--- begin ---

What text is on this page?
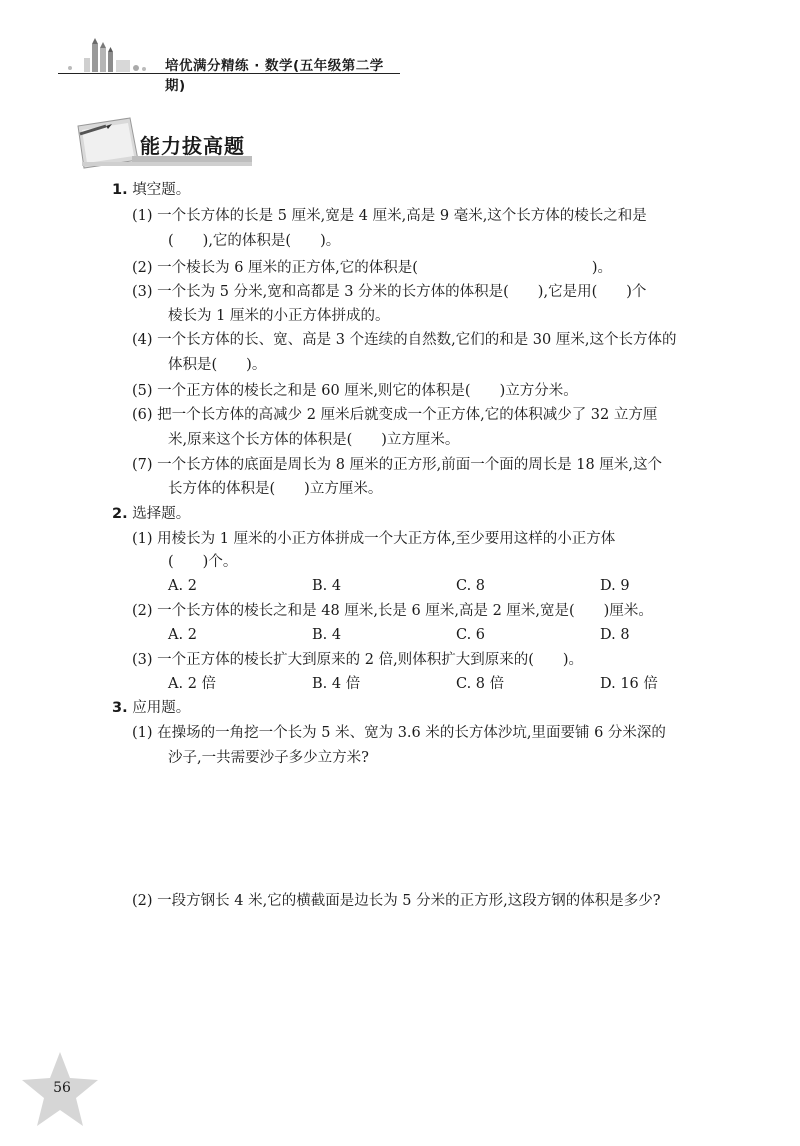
培优满分精练 · 数学(五年级第二学期)
能力拔高题
1. 填空题。
(1) 一个长方体的长是 5 厘米,宽是 4 厘米,高是 9 毫米,这个长方体的棱长之和是
(　　),它的体积是(　　)。
(2) 一个棱长为 6 厘米的正方体,它的体积是(　　　　　　　　　　　　)。
(3) 一个长为 5 分米,宽和高都是 3 分米的长方体的体积是(　　),它是用(　　)个
棱长为 1 厘米的小正方体拼成的。
(4) 一个长方体的长、宽、高是 3 个连续的自然数,它们的和是 30 厘米,这个长方体的
体积是(　　)。
(5) 一个正方体的棱长之和是 60 厘米,则它的体积是(　　)立方分米。
(6) 把一个长方体的高减少 2 厘米后就变成一个正方体,它的体积减少了 32 立方厘
米,原来这个长方体的体积是(　　)立方厘米。
(7) 一个长方体的底面是周长为 8 厘米的正方形,前面一个面的周长是 18 厘米,这个
长方体的体积是(　　)立方厘米。
2. 选择题。
(1) 用棱长为 1 厘米的小正方体拼成一个大正方体,至少要用这样的小正方体
(　　)个。
A. 2	B. 4	C. 8	D. 9
(2) 一个长方体的棱长之和是 48 厘米,长是 6 厘米,高是 2 厘米,宽是(　　)厘米。
A. 2	B. 4	C. 6	D. 8
(3) 一个正方体的棱长扩大到原来的 2 倍,则体积扩大到原来的(　　)。
A. 2 倍	B. 4 倍	C. 8 倍	D. 16 倍
3. 应用题。
(1) 在操场的一角挖一个长为 5 米、宽为 3.6 米的长方体沙坑,里面要铺 6 分米深的
沙子,一共需要沙子多少立方米?
(2) 一段方钢长 4 米,它的横截面是边长为 5 分米的正方形,这段方钢的体积是多少?
56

--- end ---

- **EXERCISE OBJECTIVE**
Transcribe every line from the records above without alteration, and leave out the images.

- **OUTPUT BELOW**
What text is on this page?
培优满分精练 · 数学(五年级第二学期)
能力拔高题
1. 填空题。
(1) 一个长方体的长是 5 厘米,宽是 4 厘米,高是 9 毫米,这个长方体的棱长之和是
(　　),它的体积是(　　)。
(2) 一个棱长为 6 厘米的正方体,它的体积是(　　　　　　　　　　　　)。
(3) 一个长为 5 分米,宽和高都是 3 分米的长方体的体积是(　　),它是用(　　)个
棱长为 1 厘米的小正方体拼成的。
(4) 一个长方体的长、宽、高是 3 个连续的自然数,它们的和是 30 厘米,这个长方体的
体积是(　　)。
(5) 一个正方体的棱长之和是 60 厘米,则它的体积是(　　)立方分米。
(6) 把一个长方体的高减少 2 厘米后就变成一个正方体,它的体积减少了 32 立方厘
米,原来这个长方体的体积是(　　)立方厘米。
(7) 一个长方体的底面是周长为 8 厘米的正方形,前面一个面的周长是 18 厘米,这个
长方体的体积是(　　)立方厘米。
2. 选择题。
(1) 用棱长为 1 厘米的小正方体拼成一个大正方体,至少要用这样的小正方体
(　　)个。
A. 2	B. 4	C. 8	D. 9
(2) 一个长方体的棱长之和是 48 厘米,长是 6 厘米,高是 2 厘米,宽是(　　)厘米。
A. 2	B. 4	C. 6	D. 8
(3) 一个正方体的棱长扩大到原来的 2 倍,则体积扩大到原来的(　　)。
A. 2 倍	B. 4 倍	C. 8 倍	D. 16 倍
3. 应用题。
(1) 在操场的一角挖一个长为 5 米、宽为 3.6 米的长方体沙坑,里面要铺 6 分米深的
沙子,一共需要沙子多少立方米?
(2) 一段方钢长 4 米,它的横截面是边长为 5 分米的正方形,这段方钢的体积是多少?
56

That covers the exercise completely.